**Task requirements**.
Output each entry that follows exactly. Images stay out.

::: Supplied records

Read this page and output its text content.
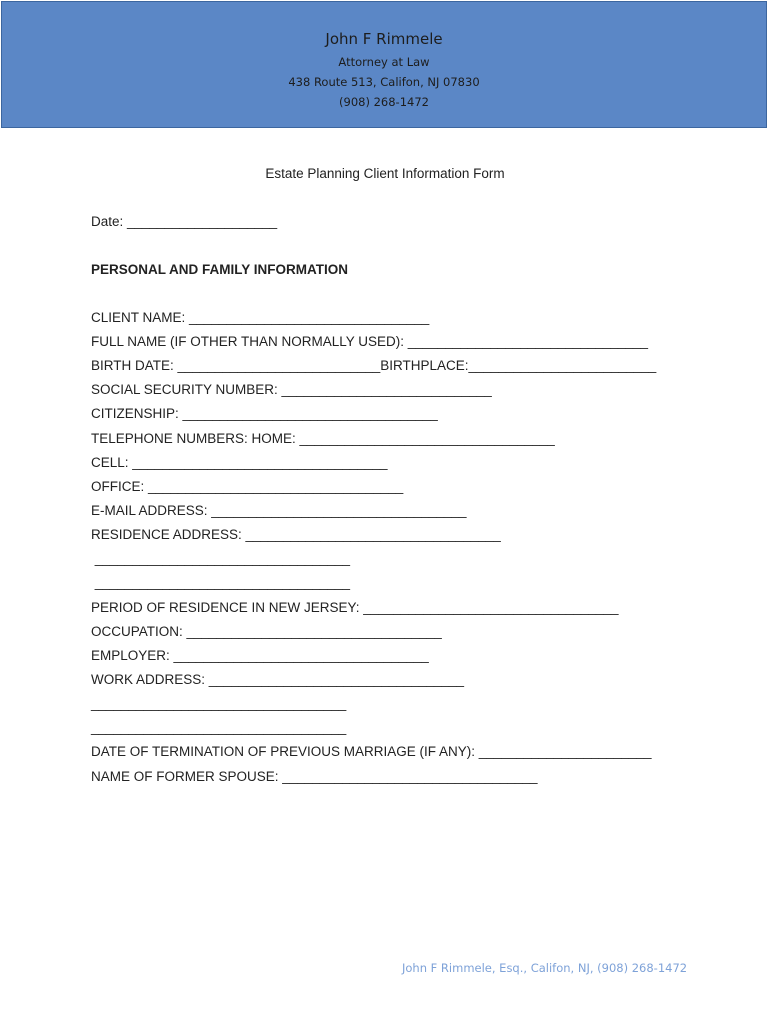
John F Rimmele
Attorney at Law
438 Route 513, Califon, NJ 07830
(908) 268-1472
Estate Planning Client Information Form
Date: ____________________
PERSONAL AND FAMILY INFORMATION
CLIENT NAME: ________________________________
FULL NAME (IF OTHER THAN NORMALLY USED): ________________________________
BIRTH DATE: ___________________________BIRTHPLACE:_________________________
SOCIAL SECURITY NUMBER: ____________________________
CITIZENSHIP: __________________________________
TELEPHONE NUMBERS: HOME: __________________________________
CELL: __________________________________
OFFICE: __________________________________
E-MAIL ADDRESS: __________________________________
RESIDENCE ADDRESS: __________________________________
__________________________________
__________________________________
PERIOD OF RESIDENCE IN NEW JERSEY: __________________________________
OCCUPATION: __________________________________
EMPLOYER: __________________________________
WORK ADDRESS: __________________________________
__________________________________
__________________________________
DATE OF TERMINATION OF PREVIOUS MARRIAGE (IF ANY): _______________________
NAME OF FORMER SPOUSE: __________________________________
John F Rimmele, Esq., Califon, NJ, (908) 268-1472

::::::

**Response to the exercise**.
Read this page and output its text content.
John F Rimmele
Attorney at Law
438 Route 513, Califon, NJ 07830
(908) 268-1472
Estate Planning Client Information Form
Date: ____________________
PERSONAL AND FAMILY INFORMATION
CLIENT NAME: ________________________________
FULL NAME (IF OTHER THAN NORMALLY USED): ________________________________
BIRTH DATE: ___________________________BIRTHPLACE:_________________________
SOCIAL SECURITY NUMBER: ____________________________
CITIZENSHIP: __________________________________
TELEPHONE NUMBERS: HOME: __________________________________
CELL: __________________________________
OFFICE: __________________________________
E-MAIL ADDRESS: __________________________________
RESIDENCE ADDRESS: __________________________________
__________________________________
__________________________________
PERIOD OF RESIDENCE IN NEW JERSEY: __________________________________
OCCUPATION: __________________________________
EMPLOYER: __________________________________
WORK ADDRESS: __________________________________
__________________________________
__________________________________
DATE OF TERMINATION OF PREVIOUS MARRIAGE (IF ANY): _______________________
NAME OF FORMER SPOUSE: __________________________________
John F Rimmele, Esq., Califon, NJ, (908) 268-1472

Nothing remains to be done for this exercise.